* Data for the task

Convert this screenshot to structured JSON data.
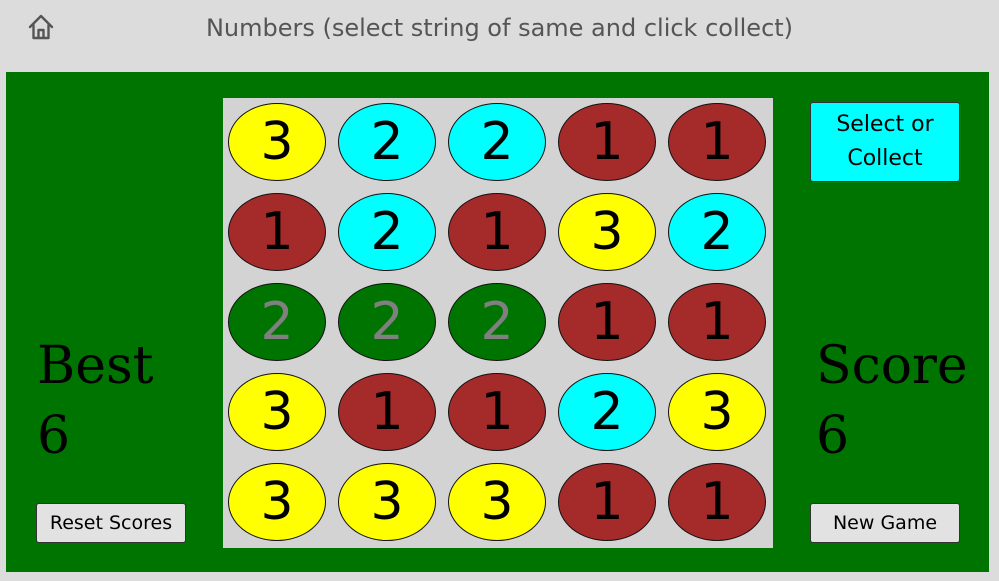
{
  "header": {
    "title": "Numbers (select string of same and click collect)",
    "home_icon": "home-icon"
  },
  "colors": {
    "board": "#007400",
    "grid": "#d3d3d3",
    "yellow": "#ffff00",
    "cyan": "#00ffff",
    "red": "#a52a2a",
    "green_selected": "#007400",
    "selected_text": "#808080"
  },
  "best": {
    "label": "Best",
    "value": "6"
  },
  "score": {
    "label": "Score",
    "value": "6"
  },
  "buttons": {
    "select_collect": "Select or Collect",
    "reset_scores": "Reset Scores",
    "new_game": "New Game"
  },
  "grid": {
    "rows": [
      [
        {
          "value": "3",
          "color": "yellow"
        },
        {
          "value": "2",
          "color": "cyan"
        },
        {
          "value": "2",
          "color": "cyan"
        },
        {
          "value": "1",
          "color": "red"
        },
        {
          "value": "1",
          "color": "red"
        }
      ],
      [
        {
          "value": "1",
          "color": "red"
        },
        {
          "value": "2",
          "color": "cyan"
        },
        {
          "value": "1",
          "color": "red"
        },
        {
          "value": "3",
          "color": "yellow"
        },
        {
          "value": "2",
          "color": "cyan"
        }
      ],
      [
        {
          "value": "2",
          "color": "green_selected",
          "selected": true
        },
        {
          "value": "2",
          "color": "green_selected",
          "selected": true
        },
        {
          "value": "2",
          "color": "green_selected",
          "selected": true
        },
        {
          "value": "1",
          "color": "red"
        },
        {
          "value": "1",
          "color": "red"
        }
      ],
      [
        {
          "value": "3",
          "color": "yellow"
        },
        {
          "value": "1",
          "color": "red"
        },
        {
          "value": "1",
          "color": "red"
        },
        {
          "value": "2",
          "color": "cyan"
        },
        {
          "value": "3",
          "color": "yellow"
        }
      ],
      [
        {
          "value": "3",
          "color": "yellow"
        },
        {
          "value": "3",
          "color": "yellow"
        },
        {
          "value": "3",
          "color": "yellow"
        },
        {
          "value": "1",
          "color": "red"
        },
        {
          "value": "1",
          "color": "red"
        }
      ]
    ]
  }
}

* Goal of the exercise
Print all of the records shown above exactly, leaving out each picture.

* Correct result
Convert this screenshot to structured JSON data.
{
  "header": {
    "title": "Numbers (select string of same and click collect)",
    "home_icon": "home-icon"
  },
  "colors": {
    "board": "#007400",
    "grid": "#d3d3d3",
    "yellow": "#ffff00",
    "cyan": "#00ffff",
    "red": "#a52a2a",
    "green_selected": "#007400",
    "selected_text": "#808080"
  },
  "best": {
    "label": "Best",
    "value": "6"
  },
  "score": {
    "label": "Score",
    "value": "6"
  },
  "buttons": {
    "select_collect": "Select or Collect",
    "reset_scores": "Reset Scores",
    "new_game": "New Game"
  },
  "grid": {
    "rows": [
      [
        {
          "value": "3",
          "color": "yellow"
        },
        {
          "value": "2",
          "color": "cyan"
        },
        {
          "value": "2",
          "color": "cyan"
        },
        {
          "value": "1",
          "color": "red"
        },
        {
          "value": "1",
          "color": "red"
        }
      ],
      [
        {
          "value": "1",
          "color": "red"
        },
        {
          "value": "2",
          "color": "cyan"
        },
        {
          "value": "1",
          "color": "red"
        },
        {
          "value": "3",
          "color": "yellow"
        },
        {
          "value": "2",
          "color": "cyan"
        }
      ],
      [
        {
          "value": "2",
          "color": "green_selected",
          "selected": true
        },
        {
          "value": "2",
          "color": "green_selected",
          "selected": true
        },
        {
          "value": "2",
          "color": "green_selected",
          "selected": true
        },
        {
          "value": "1",
          "color": "red"
        },
        {
          "value": "1",
          "color": "red"
        }
      ],
      [
        {
          "value": "3",
          "color": "yellow"
        },
        {
          "value": "1",
          "color": "red"
        },
        {
          "value": "1",
          "color": "red"
        },
        {
          "value": "2",
          "color": "cyan"
        },
        {
          "value": "3",
          "color": "yellow"
        }
      ],
      [
        {
          "value": "3",
          "color": "yellow"
        },
        {
          "value": "3",
          "color": "yellow"
        },
        {
          "value": "3",
          "color": "yellow"
        },
        {
          "value": "1",
          "color": "red"
        },
        {
          "value": "1",
          "color": "red"
        }
      ]
    ]
  }
}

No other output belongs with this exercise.